> Your objective: Print the data that follows exactly.

>>>

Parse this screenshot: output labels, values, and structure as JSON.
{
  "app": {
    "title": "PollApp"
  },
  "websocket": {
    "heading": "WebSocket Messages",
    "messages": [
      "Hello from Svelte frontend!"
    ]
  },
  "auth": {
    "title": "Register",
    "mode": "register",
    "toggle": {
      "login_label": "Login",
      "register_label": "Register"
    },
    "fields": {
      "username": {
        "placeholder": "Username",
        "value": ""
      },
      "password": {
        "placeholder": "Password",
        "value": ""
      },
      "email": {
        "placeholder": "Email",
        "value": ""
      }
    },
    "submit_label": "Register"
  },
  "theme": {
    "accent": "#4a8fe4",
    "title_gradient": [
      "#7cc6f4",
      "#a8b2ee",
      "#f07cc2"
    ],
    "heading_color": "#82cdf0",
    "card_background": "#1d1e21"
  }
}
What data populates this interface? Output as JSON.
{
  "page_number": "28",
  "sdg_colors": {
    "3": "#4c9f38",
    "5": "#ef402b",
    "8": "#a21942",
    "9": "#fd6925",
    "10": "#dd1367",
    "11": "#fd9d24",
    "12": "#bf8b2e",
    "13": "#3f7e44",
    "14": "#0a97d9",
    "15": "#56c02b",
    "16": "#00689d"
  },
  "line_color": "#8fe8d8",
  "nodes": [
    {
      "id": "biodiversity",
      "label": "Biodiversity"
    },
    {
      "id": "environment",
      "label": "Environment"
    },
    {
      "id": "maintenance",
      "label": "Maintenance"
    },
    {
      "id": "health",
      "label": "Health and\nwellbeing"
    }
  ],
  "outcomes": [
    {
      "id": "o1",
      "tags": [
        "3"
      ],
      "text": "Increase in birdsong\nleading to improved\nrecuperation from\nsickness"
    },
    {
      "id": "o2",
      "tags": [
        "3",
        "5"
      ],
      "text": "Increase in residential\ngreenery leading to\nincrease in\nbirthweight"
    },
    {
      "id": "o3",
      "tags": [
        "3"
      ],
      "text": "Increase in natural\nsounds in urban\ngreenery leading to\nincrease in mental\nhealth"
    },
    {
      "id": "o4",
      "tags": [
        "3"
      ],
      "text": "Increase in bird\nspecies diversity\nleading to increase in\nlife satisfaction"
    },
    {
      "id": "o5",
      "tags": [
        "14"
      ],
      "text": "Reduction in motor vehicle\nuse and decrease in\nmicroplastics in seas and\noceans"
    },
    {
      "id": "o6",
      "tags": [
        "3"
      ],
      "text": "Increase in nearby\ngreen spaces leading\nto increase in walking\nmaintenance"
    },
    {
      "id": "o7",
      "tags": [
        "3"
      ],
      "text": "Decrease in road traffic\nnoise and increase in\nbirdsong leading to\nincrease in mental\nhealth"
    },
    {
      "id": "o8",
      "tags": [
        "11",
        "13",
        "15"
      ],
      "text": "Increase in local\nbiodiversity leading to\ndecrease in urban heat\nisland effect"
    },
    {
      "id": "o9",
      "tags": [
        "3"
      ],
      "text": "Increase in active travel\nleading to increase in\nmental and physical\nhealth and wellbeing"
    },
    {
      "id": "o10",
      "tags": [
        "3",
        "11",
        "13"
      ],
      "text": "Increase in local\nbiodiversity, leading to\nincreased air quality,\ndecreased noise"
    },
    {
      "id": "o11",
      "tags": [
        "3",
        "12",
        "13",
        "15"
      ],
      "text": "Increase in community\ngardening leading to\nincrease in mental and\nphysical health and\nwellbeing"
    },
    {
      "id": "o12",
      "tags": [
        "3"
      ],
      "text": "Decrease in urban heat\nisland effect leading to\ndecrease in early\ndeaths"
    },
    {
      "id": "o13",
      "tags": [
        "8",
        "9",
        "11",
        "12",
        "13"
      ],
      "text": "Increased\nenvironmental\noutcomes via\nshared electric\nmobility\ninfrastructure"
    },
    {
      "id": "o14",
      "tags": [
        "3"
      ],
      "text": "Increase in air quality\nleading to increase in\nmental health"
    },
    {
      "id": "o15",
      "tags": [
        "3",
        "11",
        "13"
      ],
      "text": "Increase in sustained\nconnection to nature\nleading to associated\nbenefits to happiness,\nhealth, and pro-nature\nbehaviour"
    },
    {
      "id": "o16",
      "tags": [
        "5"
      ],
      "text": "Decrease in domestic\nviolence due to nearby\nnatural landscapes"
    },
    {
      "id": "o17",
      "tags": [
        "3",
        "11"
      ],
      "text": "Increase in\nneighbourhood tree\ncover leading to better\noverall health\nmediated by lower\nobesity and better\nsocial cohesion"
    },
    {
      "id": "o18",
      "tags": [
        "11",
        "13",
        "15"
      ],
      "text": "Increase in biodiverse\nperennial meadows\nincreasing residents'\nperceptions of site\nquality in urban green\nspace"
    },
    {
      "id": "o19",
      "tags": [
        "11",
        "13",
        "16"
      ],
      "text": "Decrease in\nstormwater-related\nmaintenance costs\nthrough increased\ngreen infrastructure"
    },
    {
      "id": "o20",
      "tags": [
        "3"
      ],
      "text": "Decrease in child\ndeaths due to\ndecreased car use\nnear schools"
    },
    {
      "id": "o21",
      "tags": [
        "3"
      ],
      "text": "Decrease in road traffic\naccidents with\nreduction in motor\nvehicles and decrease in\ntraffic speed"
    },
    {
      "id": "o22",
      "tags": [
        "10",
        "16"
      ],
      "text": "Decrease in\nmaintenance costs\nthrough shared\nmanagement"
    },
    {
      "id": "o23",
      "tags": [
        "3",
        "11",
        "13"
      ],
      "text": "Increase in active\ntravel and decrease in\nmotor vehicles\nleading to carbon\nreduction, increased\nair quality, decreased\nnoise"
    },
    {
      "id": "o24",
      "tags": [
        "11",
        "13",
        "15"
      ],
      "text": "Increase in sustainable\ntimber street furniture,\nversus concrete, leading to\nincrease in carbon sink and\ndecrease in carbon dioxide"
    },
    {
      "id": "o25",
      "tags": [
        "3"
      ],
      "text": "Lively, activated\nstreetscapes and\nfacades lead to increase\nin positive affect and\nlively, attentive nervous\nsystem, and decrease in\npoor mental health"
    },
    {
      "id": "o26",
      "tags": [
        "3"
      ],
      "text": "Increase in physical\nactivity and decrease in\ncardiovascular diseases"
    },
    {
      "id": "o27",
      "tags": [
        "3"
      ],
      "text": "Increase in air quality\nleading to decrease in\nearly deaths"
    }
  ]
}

<<<

> Answer to the problem:
Parse this screenshot: output labels, values, and structure as JSON.
{
  "app": {
    "title": "PollApp"
  },
  "websocket": {
    "heading": "WebSocket Messages",
    "messages": [
      "Hello from Svelte frontend!"
    ]
  },
  "auth": {
    "title": "Register",
    "mode": "register",
    "toggle": {
      "login_label": "Login",
      "register_label": "Register"
    },
    "fields": {
      "username": {
        "placeholder": "Username",
        "value": ""
      },
      "password": {
        "placeholder": "Password",
        "value": ""
      },
      "email": {
        "placeholder": "Email",
        "value": ""
      }
    },
    "submit_label": "Register"
  },
  "theme": {
    "accent": "#4a8fe4",
    "title_gradient": [
      "#7cc6f4",
      "#a8b2ee",
      "#f07cc2"
    ],
    "heading_color": "#82cdf0",
    "card_background": "#1d1e21"
  }
}
What data populates this interface? Output as JSON.
{
  "page_number": "28",
  "sdg_colors": {
    "3": "#4c9f38",
    "5": "#ef402b",
    "8": "#a21942",
    "9": "#fd6925",
    "10": "#dd1367",
    "11": "#fd9d24",
    "12": "#bf8b2e",
    "13": "#3f7e44",
    "14": "#0a97d9",
    "15": "#56c02b",
    "16": "#00689d"
  },
  "line_color": "#8fe8d8",
  "nodes": [
    {
      "id": "biodiversity",
      "label": "Biodiversity"
    },
    {
      "id": "environment",
      "label": "Environment"
    },
    {
      "id": "maintenance",
      "label": "Maintenance"
    },
    {
      "id": "health",
      "label": "Health and\nwellbeing"
    }
  ],
  "outcomes": [
    {
      "id": "o1",
      "tags": [
        "3"
      ],
      "text": "Increase in birdsong\nleading to improved\nrecuperation from\nsickness"
    },
    {
      "id": "o2",
      "tags": [
        "3",
        "5"
      ],
      "text": "Increase in residential\ngreenery leading to\nincrease in\nbirthweight"
    },
    {
      "id": "o3",
      "tags": [
        "3"
      ],
      "text": "Increase in natural\nsounds in urban\ngreenery leading to\nincrease in mental\nhealth"
    },
    {
      "id": "o4",
      "tags": [
        "3"
      ],
      "text": "Increase in bird\nspecies diversity\nleading to increase in\nlife satisfaction"
    },
    {
      "id": "o5",
      "tags": [
        "14"
      ],
      "text": "Reduction in motor vehicle\nuse and decrease in\nmicroplastics in seas and\noceans"
    },
    {
      "id": "o6",
      "tags": [
        "3"
      ],
      "text": "Increase in nearby\ngreen spaces leading\nto increase in walking\nmaintenance"
    },
    {
      "id": "o7",
      "tags": [
        "3"
      ],
      "text": "Decrease in road traffic\nnoise and increase in\nbirdsong leading to\nincrease in mental\nhealth"
    },
    {
      "id": "o8",
      "tags": [
        "11",
        "13",
        "15"
      ],
      "text": "Increase in local\nbiodiversity leading to\ndecrease in urban heat\nisland effect"
    },
    {
      "id": "o9",
      "tags": [
        "3"
      ],
      "text": "Increase in active travel\nleading to increase in\nmental and physical\nhealth and wellbeing"
    },
    {
      "id": "o10",
      "tags": [
        "3",
        "11",
        "13"
      ],
      "text": "Increase in local\nbiodiversity, leading to\nincreased air quality,\ndecreased noise"
    },
    {
      "id": "o11",
      "tags": [
        "3",
        "12",
        "13",
        "15"
      ],
      "text": "Increase in community\ngardening leading to\nincrease in mental and\nphysical health and\nwellbeing"
    },
    {
      "id": "o12",
      "tags": [
        "3"
      ],
      "text": "Decrease in urban heat\nisland effect leading to\ndecrease in early\ndeaths"
    },
    {
      "id": "o13",
      "tags": [
        "8",
        "9",
        "11",
        "12",
        "13"
      ],
      "text": "Increased\nenvironmental\noutcomes via\nshared electric\nmobility\ninfrastructure"
    },
    {
      "id": "o14",
      "tags": [
        "3"
      ],
      "text": "Increase in air quality\nleading to increase in\nmental health"
    },
    {
      "id": "o15",
      "tags": [
        "3",
        "11",
        "13"
      ],
      "text": "Increase in sustained\nconnection to nature\nleading to associated\nbenefits to happiness,\nhealth, and pro-nature\nbehaviour"
    },
    {
      "id": "o16",
      "tags": [
        "5"
      ],
      "text": "Decrease in domestic\nviolence due to nearby\nnatural landscapes"
    },
    {
      "id": "o17",
      "tags": [
        "3",
        "11"
      ],
      "text": "Increase in\nneighbourhood tree\ncover leading to better\noverall health\nmediated by lower\nobesity and better\nsocial cohesion"
    },
    {
      "id": "o18",
      "tags": [
        "11",
        "13",
        "15"
      ],
      "text": "Increase in biodiverse\nperennial meadows\nincreasing residents'\nperceptions of site\nquality in urban green\nspace"
    },
    {
      "id": "o19",
      "tags": [
        "11",
        "13",
        "16"
      ],
      "text": "Decrease in\nstormwater-related\nmaintenance costs\nthrough increased\ngreen infrastructure"
    },
    {
      "id": "o20",
      "tags": [
        "3"
      ],
      "text": "Decrease in child\ndeaths due to\ndecreased car use\nnear schools"
    },
    {
      "id": "o21",
      "tags": [
        "3"
      ],
      "text": "Decrease in road traffic\naccidents with\nreduction in motor\nvehicles and decrease in\ntraffic speed"
    },
    {
      "id": "o22",
      "tags": [
        "10",
        "16"
      ],
      "text": "Decrease in\nmaintenance costs\nthrough shared\nmanagement"
    },
    {
      "id": "o23",
      "tags": [
        "3",
        "11",
        "13"
      ],
      "text": "Increase in active\ntravel and decrease in\nmotor vehicles\nleading to carbon\nreduction, increased\nair quality, decreased\nnoise"
    },
    {
      "id": "o24",
      "tags": [
        "11",
        "13",
        "15"
      ],
      "text": "Increase in sustainable\ntimber street furniture,\nversus concrete, leading to\nincrease in carbon sink and\ndecrease in carbon dioxide"
    },
    {
      "id": "o25",
      "tags": [
        "3"
      ],
      "text": "Lively, activated\nstreetscapes and\nfacades lead to increase\nin positive affect and\nlively, attentive nervous\nsystem, and decrease in\npoor mental health"
    },
    {
      "id": "o26",
      "tags": [
        "3"
      ],
      "text": "Increase in physical\nactivity and decrease in\ncardiovascular diseases"
    },
    {
      "id": "o27",
      "tags": [
        "3"
      ],
      "text": "Increase in air quality\nleading to decrease in\nearly deaths"
    }
  ]
}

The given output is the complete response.